■ Task objective
Copy out the lines word for word, from the very first line down to and including the line that contains "opacity-value: 100% xyxy=(299,89,335,103)".

■ Provided data
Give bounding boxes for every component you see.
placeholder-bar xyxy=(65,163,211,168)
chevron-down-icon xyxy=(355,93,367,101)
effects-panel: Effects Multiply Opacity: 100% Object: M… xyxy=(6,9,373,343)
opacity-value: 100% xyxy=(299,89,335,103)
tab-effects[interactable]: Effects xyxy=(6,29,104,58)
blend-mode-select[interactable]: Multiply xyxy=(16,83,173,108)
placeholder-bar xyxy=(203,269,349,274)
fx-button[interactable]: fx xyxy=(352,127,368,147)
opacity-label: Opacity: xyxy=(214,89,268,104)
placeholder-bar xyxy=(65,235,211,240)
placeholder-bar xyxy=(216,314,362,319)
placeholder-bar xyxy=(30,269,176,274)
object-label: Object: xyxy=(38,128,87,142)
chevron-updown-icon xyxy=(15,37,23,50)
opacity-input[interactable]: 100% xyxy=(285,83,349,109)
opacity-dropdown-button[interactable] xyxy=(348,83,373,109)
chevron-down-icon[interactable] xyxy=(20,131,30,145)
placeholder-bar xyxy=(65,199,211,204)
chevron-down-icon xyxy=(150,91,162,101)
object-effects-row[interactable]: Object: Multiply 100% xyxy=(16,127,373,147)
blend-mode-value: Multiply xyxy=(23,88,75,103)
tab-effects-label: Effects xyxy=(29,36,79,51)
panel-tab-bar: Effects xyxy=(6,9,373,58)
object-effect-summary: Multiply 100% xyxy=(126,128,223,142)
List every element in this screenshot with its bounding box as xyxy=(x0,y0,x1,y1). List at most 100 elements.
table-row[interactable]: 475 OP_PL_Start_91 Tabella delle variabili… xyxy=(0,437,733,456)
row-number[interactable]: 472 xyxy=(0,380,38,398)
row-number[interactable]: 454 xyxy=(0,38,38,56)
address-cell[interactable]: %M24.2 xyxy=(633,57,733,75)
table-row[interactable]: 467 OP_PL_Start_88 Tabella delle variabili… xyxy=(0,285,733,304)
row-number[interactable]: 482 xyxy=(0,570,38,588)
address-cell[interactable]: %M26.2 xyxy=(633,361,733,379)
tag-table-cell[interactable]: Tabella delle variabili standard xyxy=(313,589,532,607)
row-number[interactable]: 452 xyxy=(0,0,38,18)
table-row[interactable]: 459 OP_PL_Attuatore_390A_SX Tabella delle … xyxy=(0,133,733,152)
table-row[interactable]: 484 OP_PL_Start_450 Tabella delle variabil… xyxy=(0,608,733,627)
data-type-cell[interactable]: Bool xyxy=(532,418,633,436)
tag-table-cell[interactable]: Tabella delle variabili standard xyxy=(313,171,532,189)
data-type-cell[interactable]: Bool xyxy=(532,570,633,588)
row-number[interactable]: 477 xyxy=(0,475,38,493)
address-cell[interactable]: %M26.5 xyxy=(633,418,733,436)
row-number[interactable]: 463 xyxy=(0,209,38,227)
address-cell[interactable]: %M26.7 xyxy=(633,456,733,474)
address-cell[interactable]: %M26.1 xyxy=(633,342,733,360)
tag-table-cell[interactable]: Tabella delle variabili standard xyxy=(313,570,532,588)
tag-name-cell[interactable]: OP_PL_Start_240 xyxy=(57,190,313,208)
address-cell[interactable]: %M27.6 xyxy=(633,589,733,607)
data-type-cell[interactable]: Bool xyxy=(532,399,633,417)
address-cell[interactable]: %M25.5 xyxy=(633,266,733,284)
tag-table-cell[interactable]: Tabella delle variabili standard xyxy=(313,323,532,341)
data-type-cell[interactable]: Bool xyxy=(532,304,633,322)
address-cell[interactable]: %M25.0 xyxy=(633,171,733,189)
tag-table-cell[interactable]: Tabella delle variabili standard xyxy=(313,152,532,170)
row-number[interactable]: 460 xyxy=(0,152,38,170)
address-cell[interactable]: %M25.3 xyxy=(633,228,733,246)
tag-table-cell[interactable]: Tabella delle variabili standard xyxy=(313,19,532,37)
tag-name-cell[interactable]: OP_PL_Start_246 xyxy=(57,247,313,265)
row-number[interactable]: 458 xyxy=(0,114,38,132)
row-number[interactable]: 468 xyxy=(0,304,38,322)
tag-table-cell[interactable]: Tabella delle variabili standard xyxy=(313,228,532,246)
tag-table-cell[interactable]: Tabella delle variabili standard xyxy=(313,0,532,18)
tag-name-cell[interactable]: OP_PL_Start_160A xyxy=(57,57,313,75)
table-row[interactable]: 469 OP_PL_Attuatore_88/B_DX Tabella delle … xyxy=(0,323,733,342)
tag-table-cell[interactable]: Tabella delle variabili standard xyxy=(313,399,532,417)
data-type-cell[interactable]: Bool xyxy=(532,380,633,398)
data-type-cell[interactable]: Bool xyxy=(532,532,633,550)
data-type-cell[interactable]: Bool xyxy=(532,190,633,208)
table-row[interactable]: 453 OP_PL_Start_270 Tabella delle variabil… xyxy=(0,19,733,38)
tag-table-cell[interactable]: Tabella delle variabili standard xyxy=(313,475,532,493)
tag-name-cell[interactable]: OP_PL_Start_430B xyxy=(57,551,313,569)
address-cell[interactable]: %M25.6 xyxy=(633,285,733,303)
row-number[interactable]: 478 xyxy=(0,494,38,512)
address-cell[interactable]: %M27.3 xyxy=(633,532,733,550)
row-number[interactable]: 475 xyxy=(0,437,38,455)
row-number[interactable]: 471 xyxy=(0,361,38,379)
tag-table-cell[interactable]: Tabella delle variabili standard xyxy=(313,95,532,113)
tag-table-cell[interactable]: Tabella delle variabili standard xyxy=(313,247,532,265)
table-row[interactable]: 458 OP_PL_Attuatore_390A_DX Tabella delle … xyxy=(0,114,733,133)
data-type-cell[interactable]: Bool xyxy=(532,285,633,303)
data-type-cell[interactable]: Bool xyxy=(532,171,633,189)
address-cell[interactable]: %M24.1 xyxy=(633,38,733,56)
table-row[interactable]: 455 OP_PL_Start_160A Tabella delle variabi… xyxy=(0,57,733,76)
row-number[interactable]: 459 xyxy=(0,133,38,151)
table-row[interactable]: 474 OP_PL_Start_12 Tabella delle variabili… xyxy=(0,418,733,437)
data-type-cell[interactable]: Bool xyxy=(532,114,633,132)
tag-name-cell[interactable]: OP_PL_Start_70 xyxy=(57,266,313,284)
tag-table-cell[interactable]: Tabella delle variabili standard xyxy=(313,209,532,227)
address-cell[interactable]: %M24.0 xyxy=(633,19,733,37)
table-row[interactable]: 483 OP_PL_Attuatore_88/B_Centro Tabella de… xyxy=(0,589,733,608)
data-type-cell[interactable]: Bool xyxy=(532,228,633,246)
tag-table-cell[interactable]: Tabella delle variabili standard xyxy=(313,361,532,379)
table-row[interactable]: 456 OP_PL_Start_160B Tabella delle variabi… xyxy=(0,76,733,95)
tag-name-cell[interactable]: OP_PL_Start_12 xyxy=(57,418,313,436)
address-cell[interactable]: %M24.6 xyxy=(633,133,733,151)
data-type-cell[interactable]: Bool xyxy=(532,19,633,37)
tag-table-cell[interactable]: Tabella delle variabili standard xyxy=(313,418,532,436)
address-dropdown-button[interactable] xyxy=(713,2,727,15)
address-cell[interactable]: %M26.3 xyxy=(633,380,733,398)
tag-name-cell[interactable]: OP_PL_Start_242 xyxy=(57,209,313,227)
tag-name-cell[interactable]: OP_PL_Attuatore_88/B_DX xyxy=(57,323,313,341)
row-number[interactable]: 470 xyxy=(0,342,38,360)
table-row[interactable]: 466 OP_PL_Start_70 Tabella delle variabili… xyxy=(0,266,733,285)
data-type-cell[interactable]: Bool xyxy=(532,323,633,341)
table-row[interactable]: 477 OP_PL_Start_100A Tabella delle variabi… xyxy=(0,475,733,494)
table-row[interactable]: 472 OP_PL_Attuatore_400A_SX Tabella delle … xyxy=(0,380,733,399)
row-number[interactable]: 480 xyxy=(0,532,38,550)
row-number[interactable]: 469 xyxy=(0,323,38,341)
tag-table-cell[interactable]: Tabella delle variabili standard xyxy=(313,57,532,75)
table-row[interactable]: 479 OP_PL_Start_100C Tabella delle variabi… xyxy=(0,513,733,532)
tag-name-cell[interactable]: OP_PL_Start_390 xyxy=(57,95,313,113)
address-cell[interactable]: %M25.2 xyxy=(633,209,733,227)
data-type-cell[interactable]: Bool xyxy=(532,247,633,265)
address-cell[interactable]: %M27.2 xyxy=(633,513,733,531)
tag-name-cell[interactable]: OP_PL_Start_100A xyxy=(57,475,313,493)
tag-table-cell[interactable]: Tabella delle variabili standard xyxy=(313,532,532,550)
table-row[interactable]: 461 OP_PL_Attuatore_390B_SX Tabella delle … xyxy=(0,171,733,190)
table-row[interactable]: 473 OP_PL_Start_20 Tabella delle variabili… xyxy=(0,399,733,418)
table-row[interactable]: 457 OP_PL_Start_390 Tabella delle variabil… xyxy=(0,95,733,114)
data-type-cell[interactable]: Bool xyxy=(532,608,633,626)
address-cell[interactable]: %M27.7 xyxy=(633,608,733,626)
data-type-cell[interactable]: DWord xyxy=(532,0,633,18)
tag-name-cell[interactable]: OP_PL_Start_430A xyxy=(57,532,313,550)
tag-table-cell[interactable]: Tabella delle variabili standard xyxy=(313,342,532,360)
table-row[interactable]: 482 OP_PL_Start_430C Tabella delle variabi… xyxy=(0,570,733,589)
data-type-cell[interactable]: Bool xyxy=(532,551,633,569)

■ Result of the task
Give bounding boxes for every component you see.
placeholder-bar xyxy=(65,163,211,168)
chevron-down-icon xyxy=(355,93,367,101)
effects-panel: Effects Multiply Opacity: 100% Object: M… xyxy=(6,9,373,343)
opacity-value: 100% xyxy=(299,89,335,103)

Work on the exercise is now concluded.